▶ Exercise requirements: The records that follow should be retyped word for word.

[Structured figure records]
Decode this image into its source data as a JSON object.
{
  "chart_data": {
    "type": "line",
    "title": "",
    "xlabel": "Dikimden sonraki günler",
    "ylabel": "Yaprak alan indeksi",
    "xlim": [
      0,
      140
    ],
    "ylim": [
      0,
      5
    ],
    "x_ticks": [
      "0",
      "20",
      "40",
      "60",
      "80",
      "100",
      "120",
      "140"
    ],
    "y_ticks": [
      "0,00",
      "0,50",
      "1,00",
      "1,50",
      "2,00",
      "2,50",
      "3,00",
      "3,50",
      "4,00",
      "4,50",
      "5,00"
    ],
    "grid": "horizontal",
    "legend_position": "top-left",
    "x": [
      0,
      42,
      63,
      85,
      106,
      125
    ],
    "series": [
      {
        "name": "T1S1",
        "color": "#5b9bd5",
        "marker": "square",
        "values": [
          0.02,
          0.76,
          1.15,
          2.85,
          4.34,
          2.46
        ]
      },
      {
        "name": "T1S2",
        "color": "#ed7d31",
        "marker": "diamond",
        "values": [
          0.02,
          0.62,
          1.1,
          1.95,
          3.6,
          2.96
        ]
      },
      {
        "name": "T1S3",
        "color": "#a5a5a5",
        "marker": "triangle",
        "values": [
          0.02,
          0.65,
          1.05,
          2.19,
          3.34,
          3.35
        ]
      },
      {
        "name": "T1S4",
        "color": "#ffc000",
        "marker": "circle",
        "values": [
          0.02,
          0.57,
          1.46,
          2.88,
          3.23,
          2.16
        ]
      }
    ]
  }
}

▶ Output below:
Decode this image into its source data as a JSON object.
{
  "chart_data": {
    "type": "line",
    "title": "",
    "xlabel": "Dikimden sonraki günler",
    "ylabel": "Yaprak alan indeksi",
    "xlim": [
      0,
      140
    ],
    "ylim": [
      0,
      5
    ],
    "x_ticks": [
      "0",
      "20",
      "40",
      "60",
      "80",
      "100",
      "120",
      "140"
    ],
    "y_ticks": [
      "0,00",
      "0,50",
      "1,00",
      "1,50",
      "2,00",
      "2,50",
      "3,00",
      "3,50",
      "4,00",
      "4,50",
      "5,00"
    ],
    "grid": "horizontal",
    "legend_position": "top-left",
    "x": [
      0,
      42,
      63,
      85,
      106,
      125
    ],
    "series": [
      {
        "name": "T1S1",
        "color": "#5b9bd5",
        "marker": "square",
        "values": [
          0.02,
          0.76,
          1.15,
          2.85,
          4.34,
          2.46
        ]
      },
      {
        "name": "T1S2",
        "color": "#ed7d31",
        "marker": "diamond",
        "values": [
          0.02,
          0.62,
          1.1,
          1.95,
          3.6,
          2.96
        ]
      },
      {
        "name": "T1S3",
        "color": "#a5a5a5",
        "marker": "triangle",
        "values": [
          0.02,
          0.65,
          1.05,
          2.19,
          3.34,
          3.35
        ]
      },
      {
        "name": "T1S4",
        "color": "#ffc000",
        "marker": "circle",
        "values": [
          0.02,
          0.57,
          1.46,
          2.88,
          3.23,
          2.16
        ]
      }
    ]
  }
}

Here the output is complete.